■ Problem to work on
Repeat every record below exactly as it appears.

>> BEGIN

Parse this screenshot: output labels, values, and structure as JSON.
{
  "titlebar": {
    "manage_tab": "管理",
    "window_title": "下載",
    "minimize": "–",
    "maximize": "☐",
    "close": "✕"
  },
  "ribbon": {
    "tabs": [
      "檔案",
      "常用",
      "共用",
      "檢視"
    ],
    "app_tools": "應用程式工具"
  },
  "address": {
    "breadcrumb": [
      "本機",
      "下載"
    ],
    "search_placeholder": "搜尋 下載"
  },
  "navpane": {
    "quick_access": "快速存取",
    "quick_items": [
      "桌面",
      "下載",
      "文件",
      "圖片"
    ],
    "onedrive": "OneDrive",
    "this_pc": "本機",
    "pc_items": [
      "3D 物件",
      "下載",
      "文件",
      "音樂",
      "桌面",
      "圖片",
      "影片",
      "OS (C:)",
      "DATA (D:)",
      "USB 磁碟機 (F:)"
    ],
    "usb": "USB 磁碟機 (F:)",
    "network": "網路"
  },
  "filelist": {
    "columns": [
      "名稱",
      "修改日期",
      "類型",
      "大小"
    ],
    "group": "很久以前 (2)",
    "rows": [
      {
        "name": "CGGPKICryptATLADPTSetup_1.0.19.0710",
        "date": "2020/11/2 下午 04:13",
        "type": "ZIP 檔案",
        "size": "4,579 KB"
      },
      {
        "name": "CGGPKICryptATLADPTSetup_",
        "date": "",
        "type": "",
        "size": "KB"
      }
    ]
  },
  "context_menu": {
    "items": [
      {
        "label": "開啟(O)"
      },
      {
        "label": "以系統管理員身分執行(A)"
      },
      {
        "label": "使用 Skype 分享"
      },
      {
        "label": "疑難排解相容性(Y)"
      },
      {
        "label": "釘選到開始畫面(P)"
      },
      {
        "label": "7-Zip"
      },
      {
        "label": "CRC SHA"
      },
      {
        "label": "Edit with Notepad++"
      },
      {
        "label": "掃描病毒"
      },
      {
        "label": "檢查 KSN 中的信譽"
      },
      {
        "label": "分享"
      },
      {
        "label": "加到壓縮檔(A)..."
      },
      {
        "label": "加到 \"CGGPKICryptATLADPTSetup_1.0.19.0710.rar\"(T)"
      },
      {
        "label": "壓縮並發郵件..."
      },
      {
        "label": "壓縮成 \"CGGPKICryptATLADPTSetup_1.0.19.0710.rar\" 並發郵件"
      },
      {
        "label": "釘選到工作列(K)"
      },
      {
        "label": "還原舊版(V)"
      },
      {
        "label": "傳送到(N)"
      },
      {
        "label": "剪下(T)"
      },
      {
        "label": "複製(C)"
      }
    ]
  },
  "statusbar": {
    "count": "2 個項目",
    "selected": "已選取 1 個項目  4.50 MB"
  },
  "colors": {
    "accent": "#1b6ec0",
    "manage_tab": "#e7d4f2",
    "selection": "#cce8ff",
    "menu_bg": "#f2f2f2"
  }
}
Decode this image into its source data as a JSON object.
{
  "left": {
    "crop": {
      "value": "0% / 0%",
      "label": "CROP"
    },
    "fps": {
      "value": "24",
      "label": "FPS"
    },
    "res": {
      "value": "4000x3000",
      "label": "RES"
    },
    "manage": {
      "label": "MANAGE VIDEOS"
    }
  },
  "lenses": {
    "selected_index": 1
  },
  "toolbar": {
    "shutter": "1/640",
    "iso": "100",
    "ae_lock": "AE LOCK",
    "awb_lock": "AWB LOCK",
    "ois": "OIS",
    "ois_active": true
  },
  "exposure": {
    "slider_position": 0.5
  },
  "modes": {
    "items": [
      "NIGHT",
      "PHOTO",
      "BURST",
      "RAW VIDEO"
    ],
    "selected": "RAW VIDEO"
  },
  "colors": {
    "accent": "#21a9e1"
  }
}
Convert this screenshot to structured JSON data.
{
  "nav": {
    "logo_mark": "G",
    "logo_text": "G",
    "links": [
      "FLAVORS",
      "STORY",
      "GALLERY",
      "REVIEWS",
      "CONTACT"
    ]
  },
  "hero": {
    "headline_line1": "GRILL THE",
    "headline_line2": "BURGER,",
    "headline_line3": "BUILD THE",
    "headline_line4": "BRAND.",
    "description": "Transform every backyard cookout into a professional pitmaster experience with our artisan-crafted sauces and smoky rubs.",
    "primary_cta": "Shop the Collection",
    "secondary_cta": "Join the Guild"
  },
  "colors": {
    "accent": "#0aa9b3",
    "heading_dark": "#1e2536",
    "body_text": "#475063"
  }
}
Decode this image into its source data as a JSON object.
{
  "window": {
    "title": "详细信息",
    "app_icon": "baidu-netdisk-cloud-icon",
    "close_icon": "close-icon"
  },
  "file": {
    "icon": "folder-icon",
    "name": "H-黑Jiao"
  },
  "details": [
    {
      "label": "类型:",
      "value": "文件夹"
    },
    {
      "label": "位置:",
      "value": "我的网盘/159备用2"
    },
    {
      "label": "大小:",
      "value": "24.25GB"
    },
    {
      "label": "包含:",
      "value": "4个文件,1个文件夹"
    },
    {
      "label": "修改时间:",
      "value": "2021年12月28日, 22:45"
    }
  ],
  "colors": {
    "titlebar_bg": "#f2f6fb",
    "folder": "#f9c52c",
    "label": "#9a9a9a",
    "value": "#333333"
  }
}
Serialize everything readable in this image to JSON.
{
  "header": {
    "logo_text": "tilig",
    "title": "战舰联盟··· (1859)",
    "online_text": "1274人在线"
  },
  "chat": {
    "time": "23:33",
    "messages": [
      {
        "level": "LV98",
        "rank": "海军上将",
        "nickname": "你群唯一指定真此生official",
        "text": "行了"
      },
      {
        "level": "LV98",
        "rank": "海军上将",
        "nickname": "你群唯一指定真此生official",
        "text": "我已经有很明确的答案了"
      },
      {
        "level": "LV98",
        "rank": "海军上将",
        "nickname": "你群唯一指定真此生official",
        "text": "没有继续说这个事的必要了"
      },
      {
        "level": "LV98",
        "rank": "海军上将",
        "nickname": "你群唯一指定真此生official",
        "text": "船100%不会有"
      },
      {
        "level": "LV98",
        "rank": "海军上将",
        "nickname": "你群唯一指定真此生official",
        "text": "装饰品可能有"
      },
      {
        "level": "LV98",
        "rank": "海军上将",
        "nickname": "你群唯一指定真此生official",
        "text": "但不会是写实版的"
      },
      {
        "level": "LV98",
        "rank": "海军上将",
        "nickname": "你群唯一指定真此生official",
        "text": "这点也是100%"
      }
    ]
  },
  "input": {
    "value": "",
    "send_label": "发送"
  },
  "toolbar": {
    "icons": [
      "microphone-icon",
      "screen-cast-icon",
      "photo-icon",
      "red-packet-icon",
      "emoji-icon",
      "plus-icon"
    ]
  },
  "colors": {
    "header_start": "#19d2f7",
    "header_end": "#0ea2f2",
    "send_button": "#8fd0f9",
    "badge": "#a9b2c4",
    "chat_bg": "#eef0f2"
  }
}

>> END

■ Result for this exercise
Parse this screenshot: output labels, values, and structure as JSON.
{
  "titlebar": {
    "manage_tab": "管理",
    "window_title": "下載",
    "minimize": "–",
    "maximize": "☐",
    "close": "✕"
  },
  "ribbon": {
    "tabs": [
      "檔案",
      "常用",
      "共用",
      "檢視"
    ],
    "app_tools": "應用程式工具"
  },
  "address": {
    "breadcrumb": [
      "本機",
      "下載"
    ],
    "search_placeholder": "搜尋 下載"
  },
  "navpane": {
    "quick_access": "快速存取",
    "quick_items": [
      "桌面",
      "下載",
      "文件",
      "圖片"
    ],
    "onedrive": "OneDrive",
    "this_pc": "本機",
    "pc_items": [
      "3D 物件",
      "下載",
      "文件",
      "音樂",
      "桌面",
      "圖片",
      "影片",
      "OS (C:)",
      "DATA (D:)",
      "USB 磁碟機 (F:)"
    ],
    "usb": "USB 磁碟機 (F:)",
    "network": "網路"
  },
  "filelist": {
    "columns": [
      "名稱",
      "修改日期",
      "類型",
      "大小"
    ],
    "group": "很久以前 (2)",
    "rows": [
      {
        "name": "CGGPKICryptATLADPTSetup_1.0.19.0710",
        "date": "2020/11/2 下午 04:13",
        "type": "ZIP 檔案",
        "size": "4,579 KB"
      },
      {
        "name": "CGGPKICryptATLADPTSetup_",
        "date": "",
        "type": "",
        "size": "KB"
      }
    ]
  },
  "context_menu": {
    "items": [
      {
        "label": "開啟(O)"
      },
      {
        "label": "以系統管理員身分執行(A)"
      },
      {
        "label": "使用 Skype 分享"
      },
      {
        "label": "疑難排解相容性(Y)"
      },
      {
        "label": "釘選到開始畫面(P)"
      },
      {
        "label": "7-Zip"
      },
      {
        "label": "CRC SHA"
      },
      {
        "label": "Edit with Notepad++"
      },
      {
        "label": "掃描病毒"
      },
      {
        "label": "檢查 KSN 中的信譽"
      },
      {
        "label": "分享"
      },
      {
        "label": "加到壓縮檔(A)..."
      },
      {
        "label": "加到 \"CGGPKICryptATLADPTSetup_1.0.19.0710.rar\"(T)"
      },
      {
        "label": "壓縮並發郵件..."
      },
      {
        "label": "壓縮成 \"CGGPKICryptATLADPTSetup_1.0.19.0710.rar\" 並發郵件"
      },
      {
        "label": "釘選到工作列(K)"
      },
      {
        "label": "還原舊版(V)"
      },
      {
        "label": "傳送到(N)"
      },
      {
        "label": "剪下(T)"
      },
      {
        "label": "複製(C)"
      }
    ]
  },
  "statusbar": {
    "count": "2 個項目",
    "selected": "已選取 1 個項目  4.50 MB"
  },
  "colors": {
    "accent": "#1b6ec0",
    "manage_tab": "#e7d4f2",
    "selection": "#cce8ff",
    "menu_bg": "#f2f2f2"
  }
}
Decode this image into its source data as a JSON object.
{
  "left": {
    "crop": {
      "value": "0% / 0%",
      "label": "CROP"
    },
    "fps": {
      "value": "24",
      "label": "FPS"
    },
    "res": {
      "value": "4000x3000",
      "label": "RES"
    },
    "manage": {
      "label": "MANAGE VIDEOS"
    }
  },
  "lenses": {
    "selected_index": 1
  },
  "toolbar": {
    "shutter": "1/640",
    "iso": "100",
    "ae_lock": "AE LOCK",
    "awb_lock": "AWB LOCK",
    "ois": "OIS",
    "ois_active": true
  },
  "exposure": {
    "slider_position": 0.5
  },
  "modes": {
    "items": [
      "NIGHT",
      "PHOTO",
      "BURST",
      "RAW VIDEO"
    ],
    "selected": "RAW VIDEO"
  },
  "colors": {
    "accent": "#21a9e1"
  }
}
Convert this screenshot to structured JSON data.
{
  "nav": {
    "logo_mark": "G",
    "logo_text": "G",
    "links": [
      "FLAVORS",
      "STORY",
      "GALLERY",
      "REVIEWS",
      "CONTACT"
    ]
  },
  "hero": {
    "headline_line1": "GRILL THE",
    "headline_line2": "BURGER,",
    "headline_line3": "BUILD THE",
    "headline_line4": "BRAND.",
    "description": "Transform every backyard cookout into a professional pitmaster experience with our artisan-crafted sauces and smoky rubs.",
    "primary_cta": "Shop the Collection",
    "secondary_cta": "Join the Guild"
  },
  "colors": {
    "accent": "#0aa9b3",
    "heading_dark": "#1e2536",
    "body_text": "#475063"
  }
}
Decode this image into its source data as a JSON object.
{
  "window": {
    "title": "详细信息",
    "app_icon": "baidu-netdisk-cloud-icon",
    "close_icon": "close-icon"
  },
  "file": {
    "icon": "folder-icon",
    "name": "H-黑Jiao"
  },
  "details": [
    {
      "label": "类型:",
      "value": "文件夹"
    },
    {
      "label": "位置:",
      "value": "我的网盘/159备用2"
    },
    {
      "label": "大小:",
      "value": "24.25GB"
    },
    {
      "label": "包含:",
      "value": "4个文件,1个文件夹"
    },
    {
      "label": "修改时间:",
      "value": "2021年12月28日, 22:45"
    }
  ],
  "colors": {
    "titlebar_bg": "#f2f6fb",
    "folder": "#f9c52c",
    "label": "#9a9a9a",
    "value": "#333333"
  }
}
Serialize everything readable in this image to JSON.
{
  "header": {
    "logo_text": "tilig",
    "title": "战舰联盟··· (1859)",
    "online_text": "1274人在线"
  },
  "chat": {
    "time": "23:33",
    "messages": [
      {
        "level": "LV98",
        "rank": "海军上将",
        "nickname": "你群唯一指定真此生official",
        "text": "行了"
      },
      {
        "level": "LV98",
        "rank": "海军上将",
        "nickname": "你群唯一指定真此生official",
        "text": "我已经有很明确的答案了"
      },
      {
        "level": "LV98",
        "rank": "海军上将",
        "nickname": "你群唯一指定真此生official",
        "text": "没有继续说这个事的必要了"
      },
      {
        "level": "LV98",
        "rank": "海军上将",
        "nickname": "你群唯一指定真此生official",
        "text": "船100%不会有"
      },
      {
        "level": "LV98",
        "rank": "海军上将",
        "nickname": "你群唯一指定真此生official",
        "text": "装饰品可能有"
      },
      {
        "level": "LV98",
        "rank": "海军上将",
        "nickname": "你群唯一指定真此生official",
        "text": "但不会是写实版的"
      },
      {
        "level": "LV98",
        "rank": "海军上将",
        "nickname": "你群唯一指定真此生official",
        "text": "这点也是100%"
      }
    ]
  },
  "input": {
    "value": "",
    "send_label": "发送"
  },
  "toolbar": {
    "icons": [
      "microphone-icon",
      "screen-cast-icon",
      "photo-icon",
      "red-packet-icon",
      "emoji-icon",
      "plus-icon"
    ]
  },
  "colors": {
    "header_start": "#19d2f7",
    "header_end": "#0ea2f2",
    "send_button": "#8fd0f9",
    "badge": "#a9b2c4",
    "chat_bg": "#eef0f2"
  }
}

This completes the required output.